◆ WHAT TO PRODUCE
Copy the lines below, replacing every "staircase" with "stairwell" and changing nothing else.

◆ RECORDS FOR PROCESSING
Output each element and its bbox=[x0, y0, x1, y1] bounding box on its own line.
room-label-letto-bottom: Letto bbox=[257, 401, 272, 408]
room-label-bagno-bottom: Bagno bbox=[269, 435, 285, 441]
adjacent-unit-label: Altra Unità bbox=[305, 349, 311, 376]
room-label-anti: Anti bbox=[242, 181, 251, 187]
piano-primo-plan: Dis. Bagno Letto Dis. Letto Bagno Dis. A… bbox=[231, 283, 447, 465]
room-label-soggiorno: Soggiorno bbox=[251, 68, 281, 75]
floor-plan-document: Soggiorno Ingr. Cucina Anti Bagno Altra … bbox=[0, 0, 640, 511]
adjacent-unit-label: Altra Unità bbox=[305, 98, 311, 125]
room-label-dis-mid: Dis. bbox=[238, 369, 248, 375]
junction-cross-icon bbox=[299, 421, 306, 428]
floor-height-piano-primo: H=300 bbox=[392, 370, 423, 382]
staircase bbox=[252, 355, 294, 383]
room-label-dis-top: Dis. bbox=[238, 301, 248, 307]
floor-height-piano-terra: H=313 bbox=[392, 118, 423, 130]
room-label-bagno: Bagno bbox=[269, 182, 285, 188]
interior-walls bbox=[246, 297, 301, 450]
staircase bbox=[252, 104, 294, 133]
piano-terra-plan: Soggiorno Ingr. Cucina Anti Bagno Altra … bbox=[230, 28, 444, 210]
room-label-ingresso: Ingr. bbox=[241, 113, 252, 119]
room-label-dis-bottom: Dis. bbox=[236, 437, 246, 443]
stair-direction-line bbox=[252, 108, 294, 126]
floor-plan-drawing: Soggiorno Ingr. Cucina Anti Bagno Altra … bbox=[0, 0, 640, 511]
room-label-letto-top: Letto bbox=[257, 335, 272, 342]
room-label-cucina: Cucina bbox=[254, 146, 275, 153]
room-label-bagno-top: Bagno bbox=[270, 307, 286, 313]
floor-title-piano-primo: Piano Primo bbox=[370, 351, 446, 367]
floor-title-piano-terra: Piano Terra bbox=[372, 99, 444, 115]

◆ WRITTEN ANSWER
Output each element and its bbox=[x0, y0, x1, y1] bounding box on its own line.
room-label-letto-bottom: Letto bbox=[257, 401, 272, 408]
room-label-bagno-bottom: Bagno bbox=[269, 435, 285, 441]
adjacent-unit-label: Altra Unità bbox=[305, 349, 311, 376]
room-label-anti: Anti bbox=[242, 181, 251, 187]
piano-primo-plan: Dis. Bagno Letto Dis. Letto Bagno Dis. A… bbox=[231, 283, 447, 465]
room-label-soggiorno: Soggiorno bbox=[251, 68, 281, 75]
floor-plan-document: Soggiorno Ingr. Cucina Anti Bagno Altra … bbox=[0, 0, 640, 511]
adjacent-unit-label: Altra Unità bbox=[305, 98, 311, 125]
room-label-dis-mid: Dis. bbox=[238, 369, 248, 375]
junction-cross-icon bbox=[299, 421, 306, 428]
floor-height-piano-primo: H=300 bbox=[392, 370, 423, 382]
stairwell bbox=[252, 355, 294, 383]
room-label-dis-top: Dis. bbox=[238, 301, 248, 307]
floor-height-piano-terra: H=313 bbox=[392, 118, 423, 130]
room-label-bagno: Bagno bbox=[269, 182, 285, 188]
interior-walls bbox=[246, 297, 301, 450]
stairwell bbox=[252, 104, 294, 133]
piano-terra-plan: Soggiorno Ingr. Cucina Anti Bagno Altra … bbox=[230, 28, 444, 210]
room-label-ingresso: Ingr. bbox=[241, 113, 252, 119]
room-label-dis-bottom: Dis. bbox=[236, 437, 246, 443]
stair-direction-line bbox=[252, 108, 294, 126]
floor-plan-drawing: Soggiorno Ingr. Cucina Anti Bagno Altra … bbox=[0, 0, 640, 511]
room-label-letto-top: Letto bbox=[257, 335, 272, 342]
room-label-cucina: Cucina bbox=[254, 146, 275, 153]
room-label-bagno-top: Bagno bbox=[270, 307, 286, 313]
floor-title-piano-primo: Piano Primo bbox=[370, 351, 446, 367]
floor-title-piano-terra: Piano Terra bbox=[372, 99, 444, 115]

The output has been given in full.